Data extracted from a collection:
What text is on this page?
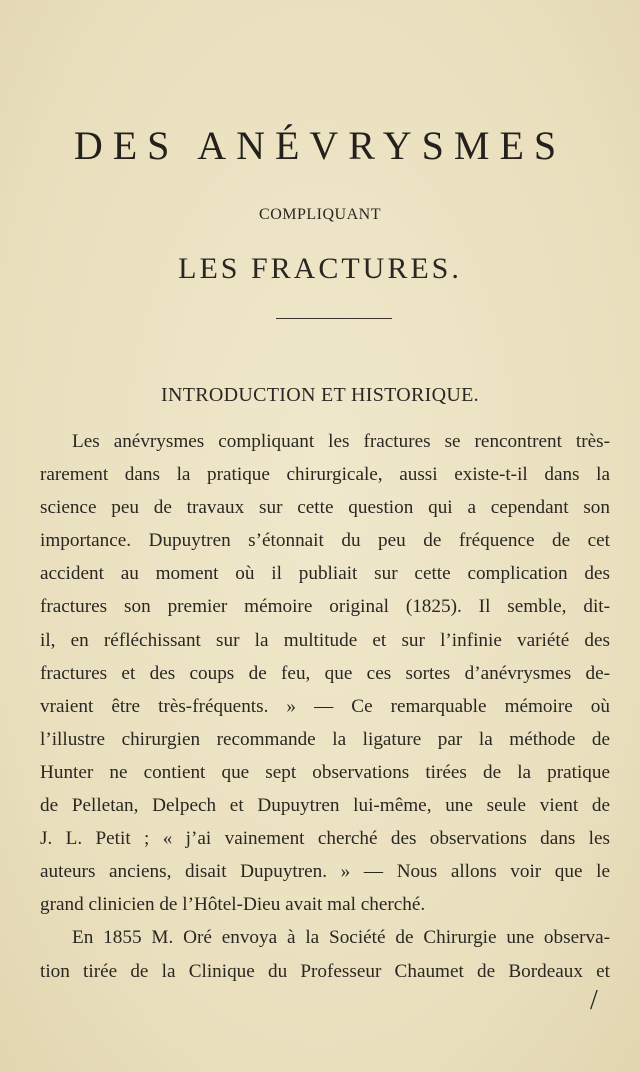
DES ANÉVRYSMES
COMPLIQUANT
LES FRACTURES.
INTRODUCTION ET HISTORIQUE.
Les anévrysmes compliquant les fractures se rencontrent très-
rarement dans la pratique chirurgicale, aussi existe-t-il dans la
science peu de travaux sur cette question qui a cependant son
importance. Dupuytren s’étonnait du peu de fréquence de cet
accident au moment où il publiait sur cette complication des
fractures son premier mémoire original (1825). Il semble, dit-
il, en réfléchissant sur la multitude et sur l’infinie variété des
fractures et des coups de feu, que ces sortes d’anévrysmes de-
vraient être très-fréquents. » — Ce remarquable mémoire où
l’illustre chirurgien recommande la ligature par la méthode de
Hunter ne contient que sept observations tirées de la pratique
de Pelletan, Delpech et Dupuytren lui-même, une seule vient de
J. L. Petit ; « j’ai vainement cherché des observations dans les
auteurs anciens, disait Dupuytren. » — Nous allons voir que le
grand clinicien de l’Hôtel-Dieu avait mal cherché.
En 1855 M. Oré envoya à la Société de Chirurgie une observa-
tion tirée de la Clinique du Professeur Chaumet de Bordeaux et
/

* GOAL OF THE EXERCISE
Gather each line holding the string "cherché".

* WRITTEN SOLUTION
J. L. Petit ; « j’ai vainement cherché des observations dans les
grand clinicien de l’Hôtel-Dieu avait mal cherché.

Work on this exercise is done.